**What to produce:** Copy the data character for character, starting at its first line and stopping after the line that contains "category-label: No of".

**Excerpted data:**
━━━━━━━━━━

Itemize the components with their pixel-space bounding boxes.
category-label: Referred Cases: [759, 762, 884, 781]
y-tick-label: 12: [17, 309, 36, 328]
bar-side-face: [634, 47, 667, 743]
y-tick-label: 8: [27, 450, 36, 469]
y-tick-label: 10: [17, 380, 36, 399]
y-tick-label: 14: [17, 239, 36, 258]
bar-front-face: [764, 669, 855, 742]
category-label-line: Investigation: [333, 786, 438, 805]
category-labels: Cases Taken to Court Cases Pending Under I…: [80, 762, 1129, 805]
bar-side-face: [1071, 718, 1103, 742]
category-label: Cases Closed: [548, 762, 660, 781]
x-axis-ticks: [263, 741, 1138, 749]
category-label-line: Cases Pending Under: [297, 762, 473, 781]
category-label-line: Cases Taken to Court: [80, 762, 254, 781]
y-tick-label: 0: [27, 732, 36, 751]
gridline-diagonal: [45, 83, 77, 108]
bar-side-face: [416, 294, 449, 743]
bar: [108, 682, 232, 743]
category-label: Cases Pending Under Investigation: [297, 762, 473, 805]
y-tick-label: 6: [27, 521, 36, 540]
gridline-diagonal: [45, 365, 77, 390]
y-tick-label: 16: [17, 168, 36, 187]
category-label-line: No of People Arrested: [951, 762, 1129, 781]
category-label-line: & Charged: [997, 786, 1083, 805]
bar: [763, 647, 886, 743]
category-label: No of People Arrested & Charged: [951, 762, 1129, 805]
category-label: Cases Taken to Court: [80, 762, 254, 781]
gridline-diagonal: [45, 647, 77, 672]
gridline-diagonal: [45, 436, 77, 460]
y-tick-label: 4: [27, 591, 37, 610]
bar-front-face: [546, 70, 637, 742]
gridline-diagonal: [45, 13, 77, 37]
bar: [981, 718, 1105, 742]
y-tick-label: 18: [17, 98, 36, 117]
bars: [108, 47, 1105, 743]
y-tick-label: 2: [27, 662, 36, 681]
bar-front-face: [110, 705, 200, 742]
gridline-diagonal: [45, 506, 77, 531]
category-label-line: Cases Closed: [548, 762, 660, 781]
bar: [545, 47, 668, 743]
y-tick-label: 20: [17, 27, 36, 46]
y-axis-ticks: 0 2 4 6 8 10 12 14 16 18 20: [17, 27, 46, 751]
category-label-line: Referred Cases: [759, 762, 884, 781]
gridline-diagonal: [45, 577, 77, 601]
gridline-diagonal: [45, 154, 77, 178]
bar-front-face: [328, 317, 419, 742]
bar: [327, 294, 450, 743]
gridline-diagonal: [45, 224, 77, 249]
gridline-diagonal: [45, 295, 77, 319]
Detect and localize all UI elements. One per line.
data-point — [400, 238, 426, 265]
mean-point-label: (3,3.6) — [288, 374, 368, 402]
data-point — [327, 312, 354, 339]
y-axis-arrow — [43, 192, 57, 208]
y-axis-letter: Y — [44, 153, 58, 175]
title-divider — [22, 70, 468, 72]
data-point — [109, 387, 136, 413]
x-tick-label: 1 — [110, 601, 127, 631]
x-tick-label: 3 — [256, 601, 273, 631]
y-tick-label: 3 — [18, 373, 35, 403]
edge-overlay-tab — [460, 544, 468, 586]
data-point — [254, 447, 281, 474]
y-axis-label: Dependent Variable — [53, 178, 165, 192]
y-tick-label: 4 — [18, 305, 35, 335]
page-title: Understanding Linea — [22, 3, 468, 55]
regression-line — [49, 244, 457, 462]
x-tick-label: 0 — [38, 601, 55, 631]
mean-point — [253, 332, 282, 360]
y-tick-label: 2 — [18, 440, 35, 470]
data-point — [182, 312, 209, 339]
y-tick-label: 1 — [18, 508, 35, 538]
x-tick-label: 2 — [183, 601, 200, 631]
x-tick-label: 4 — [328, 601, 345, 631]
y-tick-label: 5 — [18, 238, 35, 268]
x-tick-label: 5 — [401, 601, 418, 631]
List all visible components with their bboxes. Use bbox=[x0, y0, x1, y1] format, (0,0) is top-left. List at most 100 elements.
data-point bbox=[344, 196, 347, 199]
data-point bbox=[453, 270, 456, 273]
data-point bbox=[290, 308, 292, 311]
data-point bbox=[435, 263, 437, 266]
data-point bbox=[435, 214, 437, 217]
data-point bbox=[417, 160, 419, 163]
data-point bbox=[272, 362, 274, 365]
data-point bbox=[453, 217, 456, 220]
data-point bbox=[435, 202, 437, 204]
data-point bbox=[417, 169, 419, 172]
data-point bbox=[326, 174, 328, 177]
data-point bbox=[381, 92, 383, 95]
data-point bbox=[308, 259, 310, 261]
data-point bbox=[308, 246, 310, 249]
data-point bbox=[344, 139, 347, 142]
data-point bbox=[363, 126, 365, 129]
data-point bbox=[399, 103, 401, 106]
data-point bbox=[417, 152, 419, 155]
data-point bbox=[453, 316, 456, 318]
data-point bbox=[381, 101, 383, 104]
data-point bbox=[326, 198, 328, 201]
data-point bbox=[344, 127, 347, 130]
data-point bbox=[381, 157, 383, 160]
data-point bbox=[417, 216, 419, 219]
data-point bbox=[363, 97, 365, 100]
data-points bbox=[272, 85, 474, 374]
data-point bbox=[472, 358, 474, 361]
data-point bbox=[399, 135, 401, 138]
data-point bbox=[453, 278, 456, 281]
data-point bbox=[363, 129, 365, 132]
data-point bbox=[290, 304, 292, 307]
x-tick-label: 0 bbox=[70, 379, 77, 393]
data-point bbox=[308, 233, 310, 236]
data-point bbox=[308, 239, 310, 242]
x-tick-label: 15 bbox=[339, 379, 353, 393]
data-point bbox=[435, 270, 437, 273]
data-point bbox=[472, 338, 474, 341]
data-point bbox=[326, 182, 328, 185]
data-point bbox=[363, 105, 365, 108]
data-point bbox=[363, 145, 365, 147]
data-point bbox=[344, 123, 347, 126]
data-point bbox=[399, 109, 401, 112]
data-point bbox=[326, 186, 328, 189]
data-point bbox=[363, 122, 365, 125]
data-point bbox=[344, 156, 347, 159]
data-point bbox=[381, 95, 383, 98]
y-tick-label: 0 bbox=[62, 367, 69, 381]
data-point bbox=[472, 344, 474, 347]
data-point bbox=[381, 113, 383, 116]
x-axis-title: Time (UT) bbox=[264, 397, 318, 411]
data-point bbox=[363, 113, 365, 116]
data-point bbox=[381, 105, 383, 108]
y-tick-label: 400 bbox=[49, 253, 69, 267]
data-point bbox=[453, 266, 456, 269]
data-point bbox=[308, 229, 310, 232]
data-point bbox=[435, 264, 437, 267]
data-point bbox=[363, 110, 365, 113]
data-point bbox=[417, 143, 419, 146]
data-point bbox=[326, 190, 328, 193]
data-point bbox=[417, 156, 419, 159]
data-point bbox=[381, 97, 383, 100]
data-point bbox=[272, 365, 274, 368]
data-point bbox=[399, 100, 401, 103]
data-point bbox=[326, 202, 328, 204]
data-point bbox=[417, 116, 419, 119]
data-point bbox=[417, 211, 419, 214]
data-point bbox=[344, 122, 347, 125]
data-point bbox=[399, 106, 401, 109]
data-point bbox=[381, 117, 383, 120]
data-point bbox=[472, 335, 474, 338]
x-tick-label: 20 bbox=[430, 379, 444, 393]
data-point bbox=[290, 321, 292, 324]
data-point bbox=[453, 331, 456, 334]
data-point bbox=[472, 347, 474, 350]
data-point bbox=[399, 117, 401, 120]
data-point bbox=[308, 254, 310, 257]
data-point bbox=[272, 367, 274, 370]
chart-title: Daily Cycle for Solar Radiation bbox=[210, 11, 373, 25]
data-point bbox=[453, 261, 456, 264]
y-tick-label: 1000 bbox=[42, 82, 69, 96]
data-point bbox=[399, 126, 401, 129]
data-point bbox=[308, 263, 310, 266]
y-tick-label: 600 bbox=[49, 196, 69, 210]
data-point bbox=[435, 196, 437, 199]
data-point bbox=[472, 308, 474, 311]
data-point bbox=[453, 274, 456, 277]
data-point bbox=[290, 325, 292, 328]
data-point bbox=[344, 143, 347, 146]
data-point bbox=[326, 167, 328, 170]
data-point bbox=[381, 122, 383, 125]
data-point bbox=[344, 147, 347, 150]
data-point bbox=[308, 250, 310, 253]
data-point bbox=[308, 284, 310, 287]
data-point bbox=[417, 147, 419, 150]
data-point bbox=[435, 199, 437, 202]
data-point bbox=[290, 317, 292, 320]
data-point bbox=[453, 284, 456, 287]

━━━━━━━━━━

**The answer:**
Itemize the components with their pixel-space bounding boxes.
category-label: Referred Cases: [759, 762, 884, 781]
y-tick-label: 12: [17, 309, 36, 328]
bar-side-face: [634, 47, 667, 743]
y-tick-label: 8: [27, 450, 36, 469]
y-tick-label: 10: [17, 380, 36, 399]
y-tick-label: 14: [17, 239, 36, 258]
bar-front-face: [764, 669, 855, 742]
category-label-line: Investigation: [333, 786, 438, 805]
category-labels: Cases Taken to Court Cases Pending Under I…: [80, 762, 1129, 805]
bar-side-face: [1071, 718, 1103, 742]
category-label: Cases Closed: [548, 762, 660, 781]
x-axis-ticks: [263, 741, 1138, 749]
category-label-line: Cases Pending Under: [297, 762, 473, 781]
category-label-line: Cases Taken to Court: [80, 762, 254, 781]
y-tick-label: 0: [27, 732, 36, 751]
gridline-diagonal: [45, 83, 77, 108]
bar-side-face: [416, 294, 449, 743]
bar: [108, 682, 232, 743]
category-label: Cases Pending Under Investigation: [297, 762, 473, 805]
y-tick-label: 6: [27, 521, 36, 540]
gridline-diagonal: [45, 365, 77, 390]
y-tick-label: 16: [17, 168, 36, 187]
category-label-line: No of People Arrested: [951, 762, 1129, 781]
category-label-line: & Charged: [997, 786, 1083, 805]
bar: [763, 647, 886, 743]
category-label: No of People Arrested & Charged: [951, 762, 1129, 805]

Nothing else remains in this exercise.